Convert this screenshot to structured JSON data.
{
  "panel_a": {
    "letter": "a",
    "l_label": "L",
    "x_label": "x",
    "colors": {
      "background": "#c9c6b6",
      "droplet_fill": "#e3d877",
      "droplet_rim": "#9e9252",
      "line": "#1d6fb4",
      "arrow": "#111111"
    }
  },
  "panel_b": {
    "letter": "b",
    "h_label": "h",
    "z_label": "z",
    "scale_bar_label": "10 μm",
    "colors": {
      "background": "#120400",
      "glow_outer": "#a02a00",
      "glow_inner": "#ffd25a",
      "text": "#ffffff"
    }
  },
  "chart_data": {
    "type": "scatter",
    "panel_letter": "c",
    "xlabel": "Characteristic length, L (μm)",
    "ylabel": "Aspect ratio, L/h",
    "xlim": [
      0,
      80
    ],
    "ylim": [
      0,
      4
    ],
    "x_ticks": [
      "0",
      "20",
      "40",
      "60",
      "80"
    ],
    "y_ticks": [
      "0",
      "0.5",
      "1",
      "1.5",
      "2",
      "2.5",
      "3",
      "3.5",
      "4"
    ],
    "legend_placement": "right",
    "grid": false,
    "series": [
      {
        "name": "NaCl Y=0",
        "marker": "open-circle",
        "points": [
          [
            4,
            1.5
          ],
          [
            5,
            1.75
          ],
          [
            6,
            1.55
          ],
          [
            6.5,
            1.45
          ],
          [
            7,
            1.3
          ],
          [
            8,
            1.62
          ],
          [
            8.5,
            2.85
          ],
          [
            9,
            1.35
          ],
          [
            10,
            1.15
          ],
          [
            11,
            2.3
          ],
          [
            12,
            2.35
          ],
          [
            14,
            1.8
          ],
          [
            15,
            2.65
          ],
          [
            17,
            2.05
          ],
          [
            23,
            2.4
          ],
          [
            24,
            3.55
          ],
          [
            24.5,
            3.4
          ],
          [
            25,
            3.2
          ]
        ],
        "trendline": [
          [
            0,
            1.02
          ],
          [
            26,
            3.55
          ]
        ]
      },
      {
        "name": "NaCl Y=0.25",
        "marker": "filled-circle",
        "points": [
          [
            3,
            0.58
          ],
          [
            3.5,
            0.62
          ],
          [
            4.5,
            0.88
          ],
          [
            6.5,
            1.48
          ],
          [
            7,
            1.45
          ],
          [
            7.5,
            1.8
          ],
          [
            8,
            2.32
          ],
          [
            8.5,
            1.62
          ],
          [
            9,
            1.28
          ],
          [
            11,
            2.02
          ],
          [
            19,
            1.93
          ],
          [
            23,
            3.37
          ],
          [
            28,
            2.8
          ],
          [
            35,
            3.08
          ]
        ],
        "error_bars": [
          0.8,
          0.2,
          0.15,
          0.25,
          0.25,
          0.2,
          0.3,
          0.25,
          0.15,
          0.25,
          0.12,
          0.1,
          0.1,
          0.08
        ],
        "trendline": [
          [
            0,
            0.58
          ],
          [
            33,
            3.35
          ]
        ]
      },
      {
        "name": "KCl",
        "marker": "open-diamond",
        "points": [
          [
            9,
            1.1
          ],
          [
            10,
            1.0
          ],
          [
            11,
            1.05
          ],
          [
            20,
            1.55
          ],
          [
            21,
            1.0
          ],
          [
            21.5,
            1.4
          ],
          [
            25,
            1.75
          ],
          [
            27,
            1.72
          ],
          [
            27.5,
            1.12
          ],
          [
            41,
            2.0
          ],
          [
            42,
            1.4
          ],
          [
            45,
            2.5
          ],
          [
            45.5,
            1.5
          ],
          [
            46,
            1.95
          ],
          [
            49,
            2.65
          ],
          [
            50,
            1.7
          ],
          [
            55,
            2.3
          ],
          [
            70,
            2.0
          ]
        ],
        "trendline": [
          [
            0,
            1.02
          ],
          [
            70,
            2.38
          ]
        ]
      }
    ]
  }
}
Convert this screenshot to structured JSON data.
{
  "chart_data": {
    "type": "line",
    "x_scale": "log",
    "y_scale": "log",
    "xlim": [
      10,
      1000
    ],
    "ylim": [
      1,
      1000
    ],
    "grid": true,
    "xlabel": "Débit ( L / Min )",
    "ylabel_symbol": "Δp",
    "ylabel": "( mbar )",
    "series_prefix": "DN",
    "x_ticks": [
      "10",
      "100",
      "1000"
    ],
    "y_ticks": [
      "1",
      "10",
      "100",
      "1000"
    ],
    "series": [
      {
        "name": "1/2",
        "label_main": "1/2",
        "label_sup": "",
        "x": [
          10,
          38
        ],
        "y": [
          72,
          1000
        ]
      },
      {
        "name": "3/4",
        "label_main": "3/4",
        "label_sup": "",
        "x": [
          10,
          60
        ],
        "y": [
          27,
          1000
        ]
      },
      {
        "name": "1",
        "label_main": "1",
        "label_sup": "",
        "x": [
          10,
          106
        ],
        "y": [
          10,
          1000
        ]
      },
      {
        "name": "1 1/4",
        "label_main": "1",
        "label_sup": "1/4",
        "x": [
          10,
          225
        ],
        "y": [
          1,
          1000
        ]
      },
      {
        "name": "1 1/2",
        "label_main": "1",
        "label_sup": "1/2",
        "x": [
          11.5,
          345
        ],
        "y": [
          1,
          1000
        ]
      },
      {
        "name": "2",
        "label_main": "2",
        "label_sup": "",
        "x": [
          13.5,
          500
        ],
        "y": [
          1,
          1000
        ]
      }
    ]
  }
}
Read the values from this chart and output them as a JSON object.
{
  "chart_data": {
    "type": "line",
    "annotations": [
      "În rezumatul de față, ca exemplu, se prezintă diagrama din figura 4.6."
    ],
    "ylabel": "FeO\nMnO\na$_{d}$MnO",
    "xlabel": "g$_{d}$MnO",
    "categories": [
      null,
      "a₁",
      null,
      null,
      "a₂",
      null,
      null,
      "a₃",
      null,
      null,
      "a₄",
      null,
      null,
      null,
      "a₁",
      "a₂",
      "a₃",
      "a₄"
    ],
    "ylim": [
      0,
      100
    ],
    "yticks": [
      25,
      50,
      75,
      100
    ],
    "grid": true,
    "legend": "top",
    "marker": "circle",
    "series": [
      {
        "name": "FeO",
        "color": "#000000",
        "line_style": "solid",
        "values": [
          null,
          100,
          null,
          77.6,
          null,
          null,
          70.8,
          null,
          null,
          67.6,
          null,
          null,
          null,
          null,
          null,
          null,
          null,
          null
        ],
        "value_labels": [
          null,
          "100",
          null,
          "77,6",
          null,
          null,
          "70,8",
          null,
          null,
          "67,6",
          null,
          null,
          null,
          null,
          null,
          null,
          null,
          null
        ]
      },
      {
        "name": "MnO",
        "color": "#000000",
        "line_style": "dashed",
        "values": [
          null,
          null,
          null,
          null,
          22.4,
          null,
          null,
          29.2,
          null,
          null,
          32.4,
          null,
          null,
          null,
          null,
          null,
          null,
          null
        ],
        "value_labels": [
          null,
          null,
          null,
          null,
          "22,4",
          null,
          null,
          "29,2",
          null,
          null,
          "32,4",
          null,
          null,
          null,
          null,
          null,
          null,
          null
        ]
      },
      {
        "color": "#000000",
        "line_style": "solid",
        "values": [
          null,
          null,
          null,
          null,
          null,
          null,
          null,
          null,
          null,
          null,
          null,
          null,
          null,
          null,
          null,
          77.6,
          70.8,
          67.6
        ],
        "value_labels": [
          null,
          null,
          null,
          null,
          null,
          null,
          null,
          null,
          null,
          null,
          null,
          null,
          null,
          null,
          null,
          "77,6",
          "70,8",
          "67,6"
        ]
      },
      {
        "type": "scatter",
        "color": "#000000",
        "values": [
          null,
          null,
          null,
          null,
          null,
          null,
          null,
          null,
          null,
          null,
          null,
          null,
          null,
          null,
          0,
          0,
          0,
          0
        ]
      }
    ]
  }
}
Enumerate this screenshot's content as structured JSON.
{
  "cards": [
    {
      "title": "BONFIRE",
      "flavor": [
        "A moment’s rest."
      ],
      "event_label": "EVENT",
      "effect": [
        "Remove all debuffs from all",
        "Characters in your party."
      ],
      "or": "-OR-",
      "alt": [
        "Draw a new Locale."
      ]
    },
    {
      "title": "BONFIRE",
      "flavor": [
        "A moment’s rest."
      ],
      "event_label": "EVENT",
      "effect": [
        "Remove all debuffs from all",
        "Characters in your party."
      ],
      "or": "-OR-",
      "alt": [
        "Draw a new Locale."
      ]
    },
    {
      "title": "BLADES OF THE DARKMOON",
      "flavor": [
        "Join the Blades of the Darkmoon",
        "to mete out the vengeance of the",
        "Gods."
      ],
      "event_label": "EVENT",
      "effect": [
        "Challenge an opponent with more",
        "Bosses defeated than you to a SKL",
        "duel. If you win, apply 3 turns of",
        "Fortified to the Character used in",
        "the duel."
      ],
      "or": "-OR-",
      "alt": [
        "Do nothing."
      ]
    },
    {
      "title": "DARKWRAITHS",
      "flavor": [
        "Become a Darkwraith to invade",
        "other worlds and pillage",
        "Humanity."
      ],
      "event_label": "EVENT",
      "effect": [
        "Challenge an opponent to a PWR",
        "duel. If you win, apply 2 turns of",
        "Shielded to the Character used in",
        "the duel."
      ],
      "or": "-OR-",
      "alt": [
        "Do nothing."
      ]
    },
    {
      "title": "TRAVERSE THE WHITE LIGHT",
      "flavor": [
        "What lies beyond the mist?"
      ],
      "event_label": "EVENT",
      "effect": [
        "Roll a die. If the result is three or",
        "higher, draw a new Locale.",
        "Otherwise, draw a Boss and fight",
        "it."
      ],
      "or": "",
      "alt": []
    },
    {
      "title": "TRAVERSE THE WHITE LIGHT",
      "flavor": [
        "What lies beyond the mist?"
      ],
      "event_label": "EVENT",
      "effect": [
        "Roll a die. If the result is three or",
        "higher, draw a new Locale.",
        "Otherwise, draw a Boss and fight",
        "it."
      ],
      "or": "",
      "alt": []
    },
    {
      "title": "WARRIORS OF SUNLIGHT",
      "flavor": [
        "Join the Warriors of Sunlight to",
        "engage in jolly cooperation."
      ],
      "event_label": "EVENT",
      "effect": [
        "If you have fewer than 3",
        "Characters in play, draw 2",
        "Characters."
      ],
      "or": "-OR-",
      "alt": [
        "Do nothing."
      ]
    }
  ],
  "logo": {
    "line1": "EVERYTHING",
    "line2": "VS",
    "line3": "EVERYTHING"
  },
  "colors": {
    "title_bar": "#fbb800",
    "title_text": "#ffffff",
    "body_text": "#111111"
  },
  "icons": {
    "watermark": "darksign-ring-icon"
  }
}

^^^^

■ **Task description**: Identify the lines in the entries that hold "JSON" and return each one.

■ **Response to this exercise**:
Convert this screenshot to structured JSON data.
Convert this screenshot to structured JSON data.
Read the values from this chart and output them as a JSON object.
Enumerate this screenshot's content as structured JSON.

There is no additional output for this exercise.